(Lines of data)

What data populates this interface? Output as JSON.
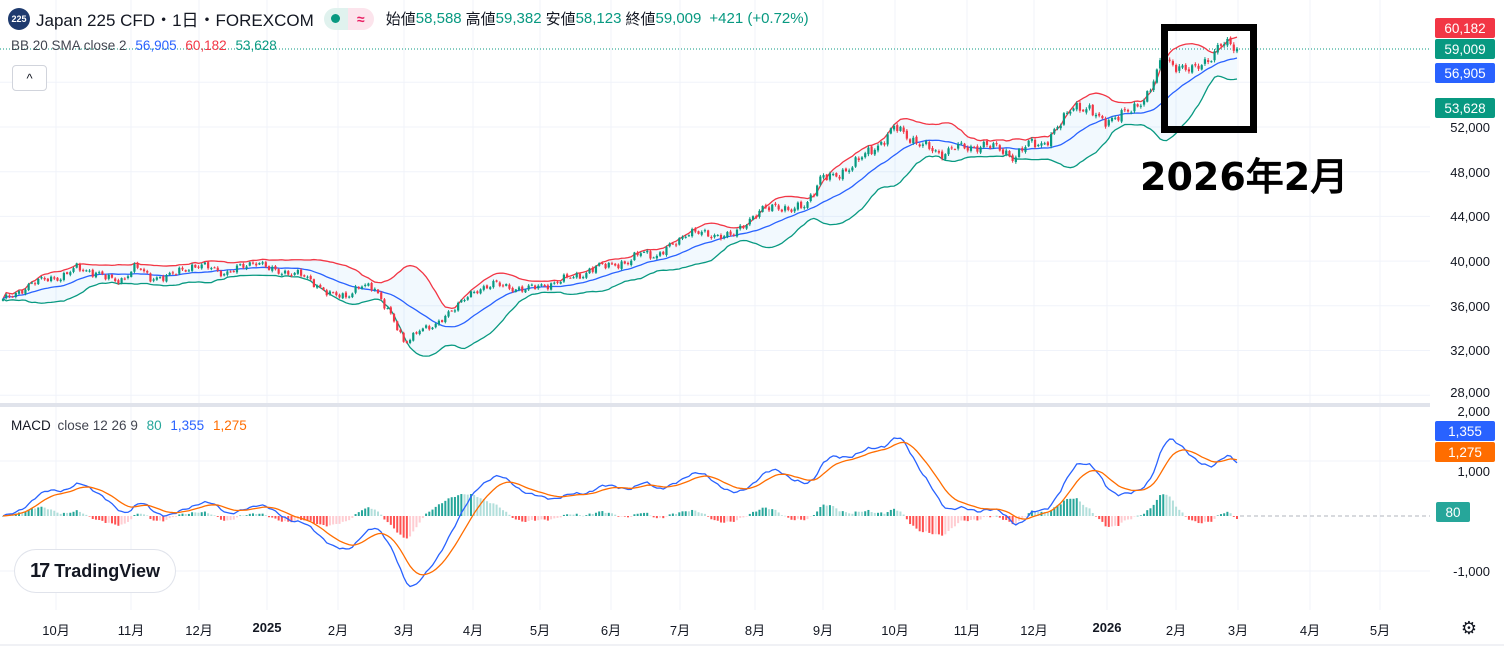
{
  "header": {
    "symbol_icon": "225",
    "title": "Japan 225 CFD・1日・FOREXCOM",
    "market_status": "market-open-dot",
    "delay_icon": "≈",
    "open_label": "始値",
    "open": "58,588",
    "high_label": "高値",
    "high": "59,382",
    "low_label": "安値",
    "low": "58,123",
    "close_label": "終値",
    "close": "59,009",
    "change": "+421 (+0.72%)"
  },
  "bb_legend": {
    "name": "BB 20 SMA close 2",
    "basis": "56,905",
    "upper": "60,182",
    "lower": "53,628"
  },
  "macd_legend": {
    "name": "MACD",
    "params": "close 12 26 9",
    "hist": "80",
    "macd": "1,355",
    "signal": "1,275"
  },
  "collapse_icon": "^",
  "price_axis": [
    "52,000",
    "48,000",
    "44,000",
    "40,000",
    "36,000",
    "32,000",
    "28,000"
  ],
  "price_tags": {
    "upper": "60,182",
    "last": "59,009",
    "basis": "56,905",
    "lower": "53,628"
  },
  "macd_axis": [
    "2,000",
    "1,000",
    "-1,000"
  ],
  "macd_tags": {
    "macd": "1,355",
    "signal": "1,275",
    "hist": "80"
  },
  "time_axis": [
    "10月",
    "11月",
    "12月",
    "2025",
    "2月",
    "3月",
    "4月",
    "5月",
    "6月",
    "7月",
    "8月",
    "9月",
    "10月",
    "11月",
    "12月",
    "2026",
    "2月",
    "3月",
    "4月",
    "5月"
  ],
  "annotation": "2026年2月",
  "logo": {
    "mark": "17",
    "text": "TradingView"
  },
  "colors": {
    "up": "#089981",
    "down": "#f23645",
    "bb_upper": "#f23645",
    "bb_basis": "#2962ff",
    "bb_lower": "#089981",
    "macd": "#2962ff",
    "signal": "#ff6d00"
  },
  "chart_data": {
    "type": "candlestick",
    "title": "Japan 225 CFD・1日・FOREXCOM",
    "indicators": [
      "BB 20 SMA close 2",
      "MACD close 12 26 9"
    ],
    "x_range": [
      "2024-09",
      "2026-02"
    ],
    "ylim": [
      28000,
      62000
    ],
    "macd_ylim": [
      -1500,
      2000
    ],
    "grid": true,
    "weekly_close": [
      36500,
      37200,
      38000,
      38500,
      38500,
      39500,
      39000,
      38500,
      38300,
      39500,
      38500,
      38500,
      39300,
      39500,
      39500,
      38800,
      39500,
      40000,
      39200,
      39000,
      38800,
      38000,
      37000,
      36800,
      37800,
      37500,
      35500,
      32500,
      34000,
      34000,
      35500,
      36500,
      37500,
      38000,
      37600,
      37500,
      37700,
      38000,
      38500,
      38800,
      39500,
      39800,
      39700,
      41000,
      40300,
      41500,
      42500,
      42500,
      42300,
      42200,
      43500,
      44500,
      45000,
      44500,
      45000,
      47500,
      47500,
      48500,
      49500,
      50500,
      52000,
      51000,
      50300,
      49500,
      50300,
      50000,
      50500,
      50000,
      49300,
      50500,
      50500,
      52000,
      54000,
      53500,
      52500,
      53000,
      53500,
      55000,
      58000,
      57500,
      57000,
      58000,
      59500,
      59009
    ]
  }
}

---

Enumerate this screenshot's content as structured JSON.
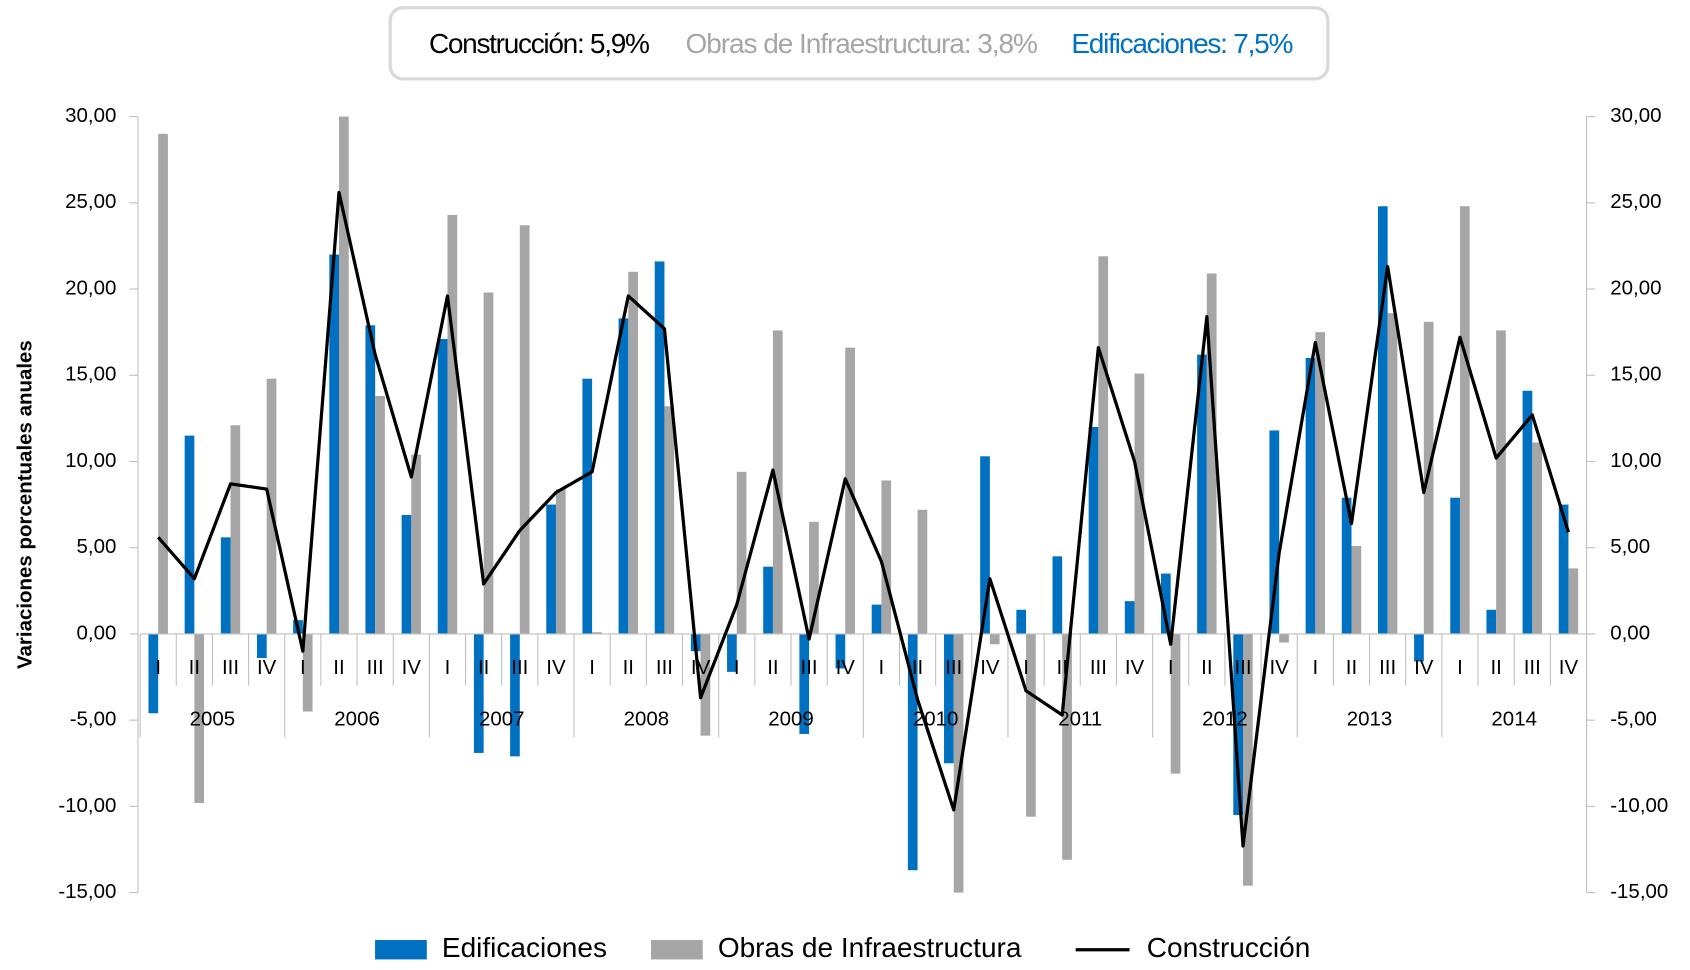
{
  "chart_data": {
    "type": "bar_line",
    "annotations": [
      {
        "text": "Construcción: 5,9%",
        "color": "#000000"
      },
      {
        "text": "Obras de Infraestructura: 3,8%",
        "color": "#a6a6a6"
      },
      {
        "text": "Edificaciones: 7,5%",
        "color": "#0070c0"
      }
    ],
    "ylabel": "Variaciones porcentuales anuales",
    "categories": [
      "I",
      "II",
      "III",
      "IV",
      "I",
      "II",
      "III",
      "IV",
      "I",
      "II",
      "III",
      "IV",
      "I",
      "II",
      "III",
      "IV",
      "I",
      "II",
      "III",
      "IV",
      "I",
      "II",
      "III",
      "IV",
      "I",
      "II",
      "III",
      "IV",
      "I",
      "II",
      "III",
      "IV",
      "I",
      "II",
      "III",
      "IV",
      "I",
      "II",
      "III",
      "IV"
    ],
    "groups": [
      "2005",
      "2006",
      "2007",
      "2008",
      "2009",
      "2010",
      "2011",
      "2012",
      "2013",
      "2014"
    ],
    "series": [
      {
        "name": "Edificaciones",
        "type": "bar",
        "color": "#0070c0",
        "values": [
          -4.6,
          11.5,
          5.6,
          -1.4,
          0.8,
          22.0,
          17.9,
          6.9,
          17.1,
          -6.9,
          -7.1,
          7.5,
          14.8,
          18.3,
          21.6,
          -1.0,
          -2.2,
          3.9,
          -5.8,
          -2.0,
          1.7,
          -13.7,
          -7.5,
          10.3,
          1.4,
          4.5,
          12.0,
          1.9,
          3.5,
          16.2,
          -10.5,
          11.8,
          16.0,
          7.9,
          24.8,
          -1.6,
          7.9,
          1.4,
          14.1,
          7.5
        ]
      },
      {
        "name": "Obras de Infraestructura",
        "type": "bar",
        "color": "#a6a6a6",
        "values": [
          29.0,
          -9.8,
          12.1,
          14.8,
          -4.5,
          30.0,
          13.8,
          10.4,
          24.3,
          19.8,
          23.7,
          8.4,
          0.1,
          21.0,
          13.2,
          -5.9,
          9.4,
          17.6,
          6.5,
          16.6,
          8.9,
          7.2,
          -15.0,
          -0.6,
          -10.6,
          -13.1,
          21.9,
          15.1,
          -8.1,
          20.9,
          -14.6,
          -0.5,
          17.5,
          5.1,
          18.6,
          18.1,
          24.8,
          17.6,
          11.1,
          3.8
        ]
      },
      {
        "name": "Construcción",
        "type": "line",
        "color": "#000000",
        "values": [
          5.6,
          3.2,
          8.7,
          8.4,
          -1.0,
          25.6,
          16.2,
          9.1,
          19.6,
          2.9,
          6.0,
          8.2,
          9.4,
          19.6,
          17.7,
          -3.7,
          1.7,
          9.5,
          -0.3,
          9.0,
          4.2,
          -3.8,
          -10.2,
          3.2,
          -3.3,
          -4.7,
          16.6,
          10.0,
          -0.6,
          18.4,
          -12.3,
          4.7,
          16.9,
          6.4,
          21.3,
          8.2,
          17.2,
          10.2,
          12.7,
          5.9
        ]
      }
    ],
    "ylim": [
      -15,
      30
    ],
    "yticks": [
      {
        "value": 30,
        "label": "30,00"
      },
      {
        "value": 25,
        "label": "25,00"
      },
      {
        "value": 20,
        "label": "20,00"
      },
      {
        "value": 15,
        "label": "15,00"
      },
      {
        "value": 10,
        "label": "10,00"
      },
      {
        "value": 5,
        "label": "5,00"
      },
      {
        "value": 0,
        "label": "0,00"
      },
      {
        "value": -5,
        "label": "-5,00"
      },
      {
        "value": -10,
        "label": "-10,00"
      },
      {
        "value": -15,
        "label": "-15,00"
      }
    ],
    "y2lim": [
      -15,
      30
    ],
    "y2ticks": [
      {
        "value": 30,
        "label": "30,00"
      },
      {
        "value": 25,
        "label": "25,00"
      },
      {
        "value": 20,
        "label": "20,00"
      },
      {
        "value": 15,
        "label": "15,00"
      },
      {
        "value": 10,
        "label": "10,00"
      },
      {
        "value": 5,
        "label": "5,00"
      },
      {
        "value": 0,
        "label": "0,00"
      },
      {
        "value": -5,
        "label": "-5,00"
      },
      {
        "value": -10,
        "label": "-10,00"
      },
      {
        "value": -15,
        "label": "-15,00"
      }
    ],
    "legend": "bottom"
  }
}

§ WHAT IS REQUIRED
Find every line holding the word "Infraestructura"; give their count and nothing else.

§ FULL RESPONSE
2